● TASK INPUTS:
══════
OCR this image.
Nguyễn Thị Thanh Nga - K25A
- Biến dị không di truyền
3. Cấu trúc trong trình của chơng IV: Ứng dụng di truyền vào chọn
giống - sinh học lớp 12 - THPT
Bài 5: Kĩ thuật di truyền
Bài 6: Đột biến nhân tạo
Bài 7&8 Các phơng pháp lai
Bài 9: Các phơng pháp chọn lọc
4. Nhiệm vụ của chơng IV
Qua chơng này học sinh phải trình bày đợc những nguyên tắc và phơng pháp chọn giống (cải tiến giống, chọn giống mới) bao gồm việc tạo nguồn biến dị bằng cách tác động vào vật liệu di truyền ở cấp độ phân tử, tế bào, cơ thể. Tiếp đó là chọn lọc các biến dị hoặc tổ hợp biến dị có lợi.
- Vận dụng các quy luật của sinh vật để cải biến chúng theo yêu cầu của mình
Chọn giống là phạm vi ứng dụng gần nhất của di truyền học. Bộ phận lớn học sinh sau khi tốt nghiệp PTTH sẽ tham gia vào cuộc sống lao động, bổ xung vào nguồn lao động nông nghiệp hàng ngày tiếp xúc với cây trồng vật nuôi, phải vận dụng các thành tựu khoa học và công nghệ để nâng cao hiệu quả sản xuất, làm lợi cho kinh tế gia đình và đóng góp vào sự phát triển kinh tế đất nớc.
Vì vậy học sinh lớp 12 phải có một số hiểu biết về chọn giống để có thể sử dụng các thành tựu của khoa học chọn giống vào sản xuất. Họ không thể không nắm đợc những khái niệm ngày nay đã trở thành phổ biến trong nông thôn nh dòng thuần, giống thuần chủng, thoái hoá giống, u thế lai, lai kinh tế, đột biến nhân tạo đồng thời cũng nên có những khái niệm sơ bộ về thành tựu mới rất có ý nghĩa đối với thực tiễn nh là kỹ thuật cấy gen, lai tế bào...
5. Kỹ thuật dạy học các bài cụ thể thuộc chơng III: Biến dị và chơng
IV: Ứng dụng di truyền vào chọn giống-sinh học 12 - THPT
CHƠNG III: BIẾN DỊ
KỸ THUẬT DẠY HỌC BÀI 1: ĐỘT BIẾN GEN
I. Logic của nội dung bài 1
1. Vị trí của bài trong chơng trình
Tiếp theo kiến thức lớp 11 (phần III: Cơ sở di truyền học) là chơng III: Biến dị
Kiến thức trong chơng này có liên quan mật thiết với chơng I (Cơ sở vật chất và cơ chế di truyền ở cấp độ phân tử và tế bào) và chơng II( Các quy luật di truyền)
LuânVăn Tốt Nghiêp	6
══════
● DIRECTIONS:
Pull every line containing the word "pháp" out of the material.

● TASK RESPONSE:
Bài 7&8 Các phơng pháp lai
Bài 9: Các phơng pháp chọn lọc
Qua chơng này học sinh phải trình bày đợc những nguyên tắc và phơng pháp chọn giống (cải tiến giống, chọn giống mới) bao gồm việc tạo nguồn biến dị bằng cách tác động vào vật liệu di truyền ở cấp độ phân tử, tế bào, cơ thể. Tiếp đó là chọn lọc các biến dị hoặc tổ hợp biến dị có lợi.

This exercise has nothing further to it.